PROBLEM TO WORK ON:
Pull every line containing the word "głosów" from the records.

INFORMATION GIVEN:

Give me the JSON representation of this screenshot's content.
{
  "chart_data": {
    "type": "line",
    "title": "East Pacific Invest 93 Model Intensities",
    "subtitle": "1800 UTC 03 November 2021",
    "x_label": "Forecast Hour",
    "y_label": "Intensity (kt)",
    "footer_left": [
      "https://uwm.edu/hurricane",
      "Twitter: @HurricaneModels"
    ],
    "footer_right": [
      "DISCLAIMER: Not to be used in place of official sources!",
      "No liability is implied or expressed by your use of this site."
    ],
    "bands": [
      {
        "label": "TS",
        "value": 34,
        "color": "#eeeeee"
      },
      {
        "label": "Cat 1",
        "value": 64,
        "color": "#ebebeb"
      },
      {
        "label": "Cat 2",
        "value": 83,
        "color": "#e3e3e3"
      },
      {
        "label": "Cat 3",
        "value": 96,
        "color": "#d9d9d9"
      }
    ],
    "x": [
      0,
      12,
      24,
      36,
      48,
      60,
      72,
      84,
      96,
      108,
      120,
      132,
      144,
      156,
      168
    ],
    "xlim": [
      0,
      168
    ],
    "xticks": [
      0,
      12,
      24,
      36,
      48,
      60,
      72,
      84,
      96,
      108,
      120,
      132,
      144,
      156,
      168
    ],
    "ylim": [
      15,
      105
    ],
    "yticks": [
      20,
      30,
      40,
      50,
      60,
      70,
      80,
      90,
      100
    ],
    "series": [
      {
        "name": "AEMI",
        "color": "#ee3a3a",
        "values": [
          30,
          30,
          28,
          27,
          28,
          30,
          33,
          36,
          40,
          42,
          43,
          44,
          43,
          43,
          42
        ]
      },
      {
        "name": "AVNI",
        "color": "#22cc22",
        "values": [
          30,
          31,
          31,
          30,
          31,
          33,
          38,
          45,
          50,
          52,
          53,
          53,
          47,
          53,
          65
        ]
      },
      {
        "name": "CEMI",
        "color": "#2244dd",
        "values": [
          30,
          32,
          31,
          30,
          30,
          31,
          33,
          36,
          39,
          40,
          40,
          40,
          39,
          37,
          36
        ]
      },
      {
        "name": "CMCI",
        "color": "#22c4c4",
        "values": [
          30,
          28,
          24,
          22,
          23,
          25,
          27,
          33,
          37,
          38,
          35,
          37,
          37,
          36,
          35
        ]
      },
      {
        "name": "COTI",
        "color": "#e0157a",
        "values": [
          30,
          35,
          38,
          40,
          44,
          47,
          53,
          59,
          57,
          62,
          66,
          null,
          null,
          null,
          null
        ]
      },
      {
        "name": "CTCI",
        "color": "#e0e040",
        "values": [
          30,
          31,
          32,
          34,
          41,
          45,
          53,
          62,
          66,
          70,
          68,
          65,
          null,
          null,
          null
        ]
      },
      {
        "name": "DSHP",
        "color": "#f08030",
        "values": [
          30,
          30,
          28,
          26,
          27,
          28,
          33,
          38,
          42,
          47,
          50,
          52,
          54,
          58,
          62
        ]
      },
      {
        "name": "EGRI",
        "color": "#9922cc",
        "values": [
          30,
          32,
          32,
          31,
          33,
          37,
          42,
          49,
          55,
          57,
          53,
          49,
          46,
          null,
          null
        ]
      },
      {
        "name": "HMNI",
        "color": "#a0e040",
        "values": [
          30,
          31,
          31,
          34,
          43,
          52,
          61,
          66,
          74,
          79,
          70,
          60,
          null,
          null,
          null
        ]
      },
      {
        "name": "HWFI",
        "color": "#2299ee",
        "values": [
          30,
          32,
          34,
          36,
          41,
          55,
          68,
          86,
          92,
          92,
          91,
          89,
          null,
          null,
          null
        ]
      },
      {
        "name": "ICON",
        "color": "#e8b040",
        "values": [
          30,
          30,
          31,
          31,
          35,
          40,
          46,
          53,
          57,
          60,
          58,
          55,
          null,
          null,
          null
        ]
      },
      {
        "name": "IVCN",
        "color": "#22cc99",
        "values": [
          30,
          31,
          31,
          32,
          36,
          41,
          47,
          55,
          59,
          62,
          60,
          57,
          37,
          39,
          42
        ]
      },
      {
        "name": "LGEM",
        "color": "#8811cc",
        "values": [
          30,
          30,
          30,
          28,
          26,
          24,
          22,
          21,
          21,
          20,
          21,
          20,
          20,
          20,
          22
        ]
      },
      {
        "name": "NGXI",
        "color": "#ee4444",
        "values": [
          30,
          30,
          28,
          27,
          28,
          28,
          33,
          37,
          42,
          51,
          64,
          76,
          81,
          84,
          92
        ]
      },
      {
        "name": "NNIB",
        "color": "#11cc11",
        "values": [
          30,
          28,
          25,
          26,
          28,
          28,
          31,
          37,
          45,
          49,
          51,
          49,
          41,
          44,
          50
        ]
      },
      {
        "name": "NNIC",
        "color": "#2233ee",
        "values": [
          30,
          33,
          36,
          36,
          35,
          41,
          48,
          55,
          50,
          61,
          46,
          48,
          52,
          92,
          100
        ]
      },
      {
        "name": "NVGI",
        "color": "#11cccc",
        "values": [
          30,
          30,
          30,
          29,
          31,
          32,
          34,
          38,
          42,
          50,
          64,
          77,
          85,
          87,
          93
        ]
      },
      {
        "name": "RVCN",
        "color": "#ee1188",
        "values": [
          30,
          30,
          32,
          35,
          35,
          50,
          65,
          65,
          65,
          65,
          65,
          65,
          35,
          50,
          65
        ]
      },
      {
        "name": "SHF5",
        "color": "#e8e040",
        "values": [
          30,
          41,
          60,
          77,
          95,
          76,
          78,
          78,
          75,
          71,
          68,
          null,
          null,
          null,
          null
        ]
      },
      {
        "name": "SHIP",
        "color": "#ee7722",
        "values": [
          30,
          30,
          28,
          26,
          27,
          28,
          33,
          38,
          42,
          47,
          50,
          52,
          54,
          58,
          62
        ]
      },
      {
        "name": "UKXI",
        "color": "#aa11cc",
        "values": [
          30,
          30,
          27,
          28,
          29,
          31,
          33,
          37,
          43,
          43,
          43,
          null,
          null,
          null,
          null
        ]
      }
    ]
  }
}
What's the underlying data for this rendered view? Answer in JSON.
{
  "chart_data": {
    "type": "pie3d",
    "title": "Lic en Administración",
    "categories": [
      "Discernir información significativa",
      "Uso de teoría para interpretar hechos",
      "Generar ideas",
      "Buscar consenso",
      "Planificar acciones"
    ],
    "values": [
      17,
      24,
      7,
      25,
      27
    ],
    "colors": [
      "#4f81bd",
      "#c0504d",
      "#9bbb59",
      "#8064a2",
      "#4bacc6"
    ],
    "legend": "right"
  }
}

* * *

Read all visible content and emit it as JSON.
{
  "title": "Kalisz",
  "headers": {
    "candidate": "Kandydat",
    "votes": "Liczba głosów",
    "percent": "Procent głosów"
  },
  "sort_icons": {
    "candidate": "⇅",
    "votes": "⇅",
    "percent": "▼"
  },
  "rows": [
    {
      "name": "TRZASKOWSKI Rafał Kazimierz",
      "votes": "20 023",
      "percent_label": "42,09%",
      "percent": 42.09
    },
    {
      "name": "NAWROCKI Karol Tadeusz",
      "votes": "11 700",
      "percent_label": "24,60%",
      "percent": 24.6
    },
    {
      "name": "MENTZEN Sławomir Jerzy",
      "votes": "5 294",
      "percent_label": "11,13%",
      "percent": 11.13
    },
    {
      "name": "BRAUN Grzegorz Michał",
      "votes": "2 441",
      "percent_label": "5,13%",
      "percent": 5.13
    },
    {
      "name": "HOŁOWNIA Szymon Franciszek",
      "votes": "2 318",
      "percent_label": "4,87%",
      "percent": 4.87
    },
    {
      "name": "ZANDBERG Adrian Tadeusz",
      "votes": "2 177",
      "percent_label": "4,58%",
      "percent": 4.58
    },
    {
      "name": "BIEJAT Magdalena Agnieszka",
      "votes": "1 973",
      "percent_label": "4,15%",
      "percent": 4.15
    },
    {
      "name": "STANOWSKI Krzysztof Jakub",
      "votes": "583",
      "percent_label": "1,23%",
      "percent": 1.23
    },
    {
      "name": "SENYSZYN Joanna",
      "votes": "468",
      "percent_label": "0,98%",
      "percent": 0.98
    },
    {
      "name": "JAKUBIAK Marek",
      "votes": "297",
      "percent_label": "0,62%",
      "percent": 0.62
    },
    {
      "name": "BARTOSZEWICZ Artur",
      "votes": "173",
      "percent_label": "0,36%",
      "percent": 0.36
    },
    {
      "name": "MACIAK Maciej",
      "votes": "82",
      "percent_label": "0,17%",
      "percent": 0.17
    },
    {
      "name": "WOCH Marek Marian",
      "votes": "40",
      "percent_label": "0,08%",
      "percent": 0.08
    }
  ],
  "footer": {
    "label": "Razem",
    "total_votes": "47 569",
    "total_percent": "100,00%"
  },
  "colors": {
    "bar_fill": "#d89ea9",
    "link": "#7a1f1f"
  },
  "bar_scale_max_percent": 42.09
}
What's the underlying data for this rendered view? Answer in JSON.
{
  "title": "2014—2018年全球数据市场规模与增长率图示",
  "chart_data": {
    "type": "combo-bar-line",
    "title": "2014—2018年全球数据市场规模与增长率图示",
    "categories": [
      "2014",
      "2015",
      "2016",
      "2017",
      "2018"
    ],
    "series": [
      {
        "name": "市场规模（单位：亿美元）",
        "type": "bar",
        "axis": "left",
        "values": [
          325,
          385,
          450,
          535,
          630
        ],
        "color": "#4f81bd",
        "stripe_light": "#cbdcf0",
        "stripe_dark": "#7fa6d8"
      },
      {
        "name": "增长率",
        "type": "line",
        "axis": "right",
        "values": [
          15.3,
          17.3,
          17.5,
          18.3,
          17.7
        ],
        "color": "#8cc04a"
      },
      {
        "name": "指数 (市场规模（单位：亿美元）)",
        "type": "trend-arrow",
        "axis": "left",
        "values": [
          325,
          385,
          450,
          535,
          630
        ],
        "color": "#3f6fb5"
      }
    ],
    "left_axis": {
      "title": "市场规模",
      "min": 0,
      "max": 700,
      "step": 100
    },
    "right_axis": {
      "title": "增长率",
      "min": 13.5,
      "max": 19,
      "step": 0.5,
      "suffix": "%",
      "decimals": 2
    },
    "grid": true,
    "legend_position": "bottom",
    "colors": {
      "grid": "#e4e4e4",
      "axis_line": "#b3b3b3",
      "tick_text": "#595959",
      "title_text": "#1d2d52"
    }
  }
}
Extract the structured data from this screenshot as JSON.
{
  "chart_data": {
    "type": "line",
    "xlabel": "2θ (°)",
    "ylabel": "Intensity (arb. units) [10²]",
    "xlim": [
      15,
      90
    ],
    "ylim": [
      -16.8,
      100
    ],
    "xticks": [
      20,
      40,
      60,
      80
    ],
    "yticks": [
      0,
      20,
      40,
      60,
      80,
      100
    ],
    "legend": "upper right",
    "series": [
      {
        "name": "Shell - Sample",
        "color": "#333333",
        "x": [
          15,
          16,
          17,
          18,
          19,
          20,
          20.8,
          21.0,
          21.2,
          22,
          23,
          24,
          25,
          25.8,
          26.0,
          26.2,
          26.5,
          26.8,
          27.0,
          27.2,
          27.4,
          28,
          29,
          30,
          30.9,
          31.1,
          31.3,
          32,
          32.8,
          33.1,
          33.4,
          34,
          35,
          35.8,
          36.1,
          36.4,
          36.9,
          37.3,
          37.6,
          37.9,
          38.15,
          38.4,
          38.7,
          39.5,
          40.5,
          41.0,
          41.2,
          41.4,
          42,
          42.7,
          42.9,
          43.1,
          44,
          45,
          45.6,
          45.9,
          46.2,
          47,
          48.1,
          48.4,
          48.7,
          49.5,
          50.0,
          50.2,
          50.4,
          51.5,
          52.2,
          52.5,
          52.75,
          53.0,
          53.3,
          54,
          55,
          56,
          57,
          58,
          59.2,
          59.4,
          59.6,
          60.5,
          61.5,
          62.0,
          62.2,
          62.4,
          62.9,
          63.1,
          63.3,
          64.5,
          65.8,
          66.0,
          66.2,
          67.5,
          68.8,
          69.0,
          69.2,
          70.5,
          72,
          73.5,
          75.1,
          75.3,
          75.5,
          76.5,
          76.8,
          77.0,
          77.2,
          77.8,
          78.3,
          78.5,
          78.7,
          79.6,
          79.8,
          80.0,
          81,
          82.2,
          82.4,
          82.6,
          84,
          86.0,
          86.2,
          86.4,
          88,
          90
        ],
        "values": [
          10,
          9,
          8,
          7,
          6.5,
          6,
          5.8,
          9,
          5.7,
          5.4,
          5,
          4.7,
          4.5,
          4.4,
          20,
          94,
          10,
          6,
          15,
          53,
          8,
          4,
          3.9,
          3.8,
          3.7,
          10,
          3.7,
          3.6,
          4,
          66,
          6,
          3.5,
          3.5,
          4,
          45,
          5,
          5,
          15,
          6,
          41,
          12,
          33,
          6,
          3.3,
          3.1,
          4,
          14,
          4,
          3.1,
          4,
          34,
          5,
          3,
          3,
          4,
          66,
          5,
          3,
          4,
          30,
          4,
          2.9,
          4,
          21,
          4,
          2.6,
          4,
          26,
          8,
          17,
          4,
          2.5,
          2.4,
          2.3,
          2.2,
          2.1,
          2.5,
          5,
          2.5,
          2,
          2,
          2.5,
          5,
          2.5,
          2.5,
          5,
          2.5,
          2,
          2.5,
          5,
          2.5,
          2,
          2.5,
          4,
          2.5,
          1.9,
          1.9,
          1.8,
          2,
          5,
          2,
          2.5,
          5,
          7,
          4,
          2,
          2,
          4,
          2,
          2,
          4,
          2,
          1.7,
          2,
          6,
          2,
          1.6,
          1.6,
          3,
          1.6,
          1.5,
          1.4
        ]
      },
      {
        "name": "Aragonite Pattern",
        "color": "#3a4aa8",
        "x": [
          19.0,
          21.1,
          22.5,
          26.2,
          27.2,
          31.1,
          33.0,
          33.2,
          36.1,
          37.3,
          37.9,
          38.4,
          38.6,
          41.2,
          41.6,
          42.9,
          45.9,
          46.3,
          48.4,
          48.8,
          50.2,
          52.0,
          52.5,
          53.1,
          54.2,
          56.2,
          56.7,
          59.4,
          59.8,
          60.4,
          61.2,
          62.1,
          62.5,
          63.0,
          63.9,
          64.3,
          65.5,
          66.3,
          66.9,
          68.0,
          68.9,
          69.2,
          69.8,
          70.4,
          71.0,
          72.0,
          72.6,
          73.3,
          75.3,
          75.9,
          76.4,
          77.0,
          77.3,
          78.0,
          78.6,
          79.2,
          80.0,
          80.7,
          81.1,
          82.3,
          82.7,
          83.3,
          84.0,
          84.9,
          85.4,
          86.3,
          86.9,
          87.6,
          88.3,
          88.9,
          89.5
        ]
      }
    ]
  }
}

TASK SOLUTION:
    "votes": "Liczba głosów",
    "percent": "Procent głosów"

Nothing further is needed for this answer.